__TEXTO DE ORIGEM__.
Certo, nenhum livro seu é dogmático. Mas a situação social, política e econômica de países está sempre presente ― da África do Sul, Estados Unidos/Vietnã, Austrália, Rússia, Inglaterra (estes dois últimos, em romances históricos: respectivamente, The master of Petersburg e Foe).

Mas, você dirá, mostrar uma realidade não equivale a ativismo. Apenas se o amigo não souber que mostrar também é uma forma de agir, e que doutrinação e intolerância não são os únicos significados de ativismo. Qualquer um que leu Disgrace sabe que Coetzee quis mostrar, junto a fortíssimos e bem retratados dramas individuais, a realidade louca da África do Sul pós-apartheid. Assim como em Age of iron ele mostra a loucura da África do Sul do apartheid.

Mas será que o que importa mais, insistirá você, não são esses dramas pessoais dos personagens? Eu digo que os dramas pessoais não importam nem mais nem menos do que os dramas dos grupos, das comunidades, dos países em que essas individualidades estão inseridas. Estão em pé de igualdade. Se Coetzee tivesse desejado mesmo dar mais ou exclusiva importância aos dramas pessoais (esqueçamos por um instante que eles derivam em grande parte de situações-pressão dos grupos), teria colocado alguns poucos sujeitos trancados em um quarto, contando seus amores e desamores (enquanto esforçam-se para ignorar o ferro e o fogo à sua volta).

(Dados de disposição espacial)
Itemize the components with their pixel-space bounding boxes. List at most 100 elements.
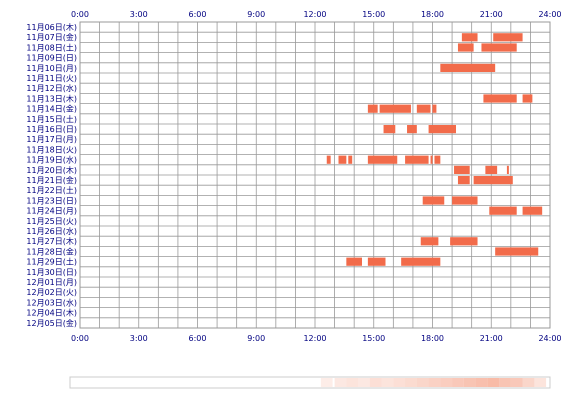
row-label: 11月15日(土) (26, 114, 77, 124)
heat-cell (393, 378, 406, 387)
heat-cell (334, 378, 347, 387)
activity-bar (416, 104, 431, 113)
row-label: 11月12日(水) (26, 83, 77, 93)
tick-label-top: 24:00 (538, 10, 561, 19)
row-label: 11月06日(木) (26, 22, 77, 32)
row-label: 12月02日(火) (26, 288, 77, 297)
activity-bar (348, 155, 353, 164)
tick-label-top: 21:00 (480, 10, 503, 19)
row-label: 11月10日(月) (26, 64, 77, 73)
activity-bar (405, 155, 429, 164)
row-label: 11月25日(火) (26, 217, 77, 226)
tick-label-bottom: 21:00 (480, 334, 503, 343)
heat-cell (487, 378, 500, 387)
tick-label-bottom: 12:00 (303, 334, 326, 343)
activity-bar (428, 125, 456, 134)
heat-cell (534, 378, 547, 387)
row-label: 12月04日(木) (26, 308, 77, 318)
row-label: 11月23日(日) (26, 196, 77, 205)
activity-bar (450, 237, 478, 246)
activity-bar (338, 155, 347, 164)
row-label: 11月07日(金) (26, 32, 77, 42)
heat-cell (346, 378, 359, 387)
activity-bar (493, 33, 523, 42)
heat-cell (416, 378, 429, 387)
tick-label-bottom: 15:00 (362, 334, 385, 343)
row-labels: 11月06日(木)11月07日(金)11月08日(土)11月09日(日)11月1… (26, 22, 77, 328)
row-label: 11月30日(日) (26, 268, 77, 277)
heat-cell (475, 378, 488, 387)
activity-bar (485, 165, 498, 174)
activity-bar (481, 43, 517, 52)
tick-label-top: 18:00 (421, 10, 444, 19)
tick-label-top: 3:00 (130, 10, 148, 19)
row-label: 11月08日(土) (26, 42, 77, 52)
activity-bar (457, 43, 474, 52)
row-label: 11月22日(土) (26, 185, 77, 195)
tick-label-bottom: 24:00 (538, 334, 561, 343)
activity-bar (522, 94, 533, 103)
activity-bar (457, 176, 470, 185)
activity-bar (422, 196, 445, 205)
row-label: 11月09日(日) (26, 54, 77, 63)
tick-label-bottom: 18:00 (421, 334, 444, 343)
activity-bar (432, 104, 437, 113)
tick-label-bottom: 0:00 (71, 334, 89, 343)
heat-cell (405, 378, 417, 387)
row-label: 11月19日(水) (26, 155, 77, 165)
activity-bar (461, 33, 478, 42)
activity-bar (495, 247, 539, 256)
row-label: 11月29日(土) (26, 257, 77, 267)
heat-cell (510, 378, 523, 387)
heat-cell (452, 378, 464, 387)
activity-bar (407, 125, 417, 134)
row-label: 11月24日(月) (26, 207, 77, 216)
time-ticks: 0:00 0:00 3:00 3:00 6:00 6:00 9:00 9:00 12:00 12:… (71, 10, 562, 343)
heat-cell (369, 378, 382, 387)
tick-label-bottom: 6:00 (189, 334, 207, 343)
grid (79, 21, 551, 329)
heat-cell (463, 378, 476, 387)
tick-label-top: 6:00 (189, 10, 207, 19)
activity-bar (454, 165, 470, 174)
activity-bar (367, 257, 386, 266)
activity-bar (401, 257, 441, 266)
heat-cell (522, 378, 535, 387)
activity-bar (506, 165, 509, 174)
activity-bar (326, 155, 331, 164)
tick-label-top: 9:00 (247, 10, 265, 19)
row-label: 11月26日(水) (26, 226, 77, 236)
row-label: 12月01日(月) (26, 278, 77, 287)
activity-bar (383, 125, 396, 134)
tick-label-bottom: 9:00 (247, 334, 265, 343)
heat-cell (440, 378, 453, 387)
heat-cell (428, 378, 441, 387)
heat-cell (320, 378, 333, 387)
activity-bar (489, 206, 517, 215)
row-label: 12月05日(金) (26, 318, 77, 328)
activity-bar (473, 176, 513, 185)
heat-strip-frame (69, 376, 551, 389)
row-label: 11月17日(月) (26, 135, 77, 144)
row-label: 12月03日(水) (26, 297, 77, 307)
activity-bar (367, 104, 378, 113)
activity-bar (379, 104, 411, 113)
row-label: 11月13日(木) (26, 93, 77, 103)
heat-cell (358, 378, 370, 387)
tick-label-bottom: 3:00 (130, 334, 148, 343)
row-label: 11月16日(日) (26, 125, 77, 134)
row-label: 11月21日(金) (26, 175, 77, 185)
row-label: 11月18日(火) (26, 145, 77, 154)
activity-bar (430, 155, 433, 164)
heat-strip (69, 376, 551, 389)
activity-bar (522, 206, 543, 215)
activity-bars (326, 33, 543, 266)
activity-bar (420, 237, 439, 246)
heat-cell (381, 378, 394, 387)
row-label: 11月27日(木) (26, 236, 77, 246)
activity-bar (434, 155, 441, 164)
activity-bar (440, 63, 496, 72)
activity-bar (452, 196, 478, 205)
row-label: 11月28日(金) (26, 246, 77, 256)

__O QUE FAZER__.
1/ Extraia do texto sobre Coetzee o trecho de "Certo, nenhum livro" até "Sul do apartheid.".
2/ Responda com base no texto sobre Coetzee:
(a) Em qual livro ele mostra a loucura da África do Sul do apartheid?
(b) Quais dois países aparecem nos romances históricos citados?
(c) Segundo o autor, como ficam os dramas pessoais em relação aos dramas dos grupos?

__RESPOSTAS__.
1/
Certo, nenhum livro seu é dogmático. Mas a situação social, política e econômica de países está sempre presente ― da África do Sul, Estados Unidos/Vietnã, Austrália, Rússia, Inglaterra (estes dois últimos, em romances históricos: respectivamente, The master of Petersburg e Foe).

Mas, você dirá, mostrar uma realidade não equivale a ativismo. Apenas se o amigo não souber que mostrar também é uma forma de agir, e que doutrinação e intolerância não são os únicos significados de ativismo. Qualquer um que leu Disgrace sabe que Coetzee quis mostrar, junto a fortíssimos e bem retratados dramas individuais, a realidade louca da África do Sul pós-apartheid. Assim como em Age of iron ele mostra a loucura da África do Sul do apartheid.

2/
(a) Age of iron.
(b) Rússia e Inglaterra.
(c) Estão em pé de igualdade: não importam nem mais nem menos.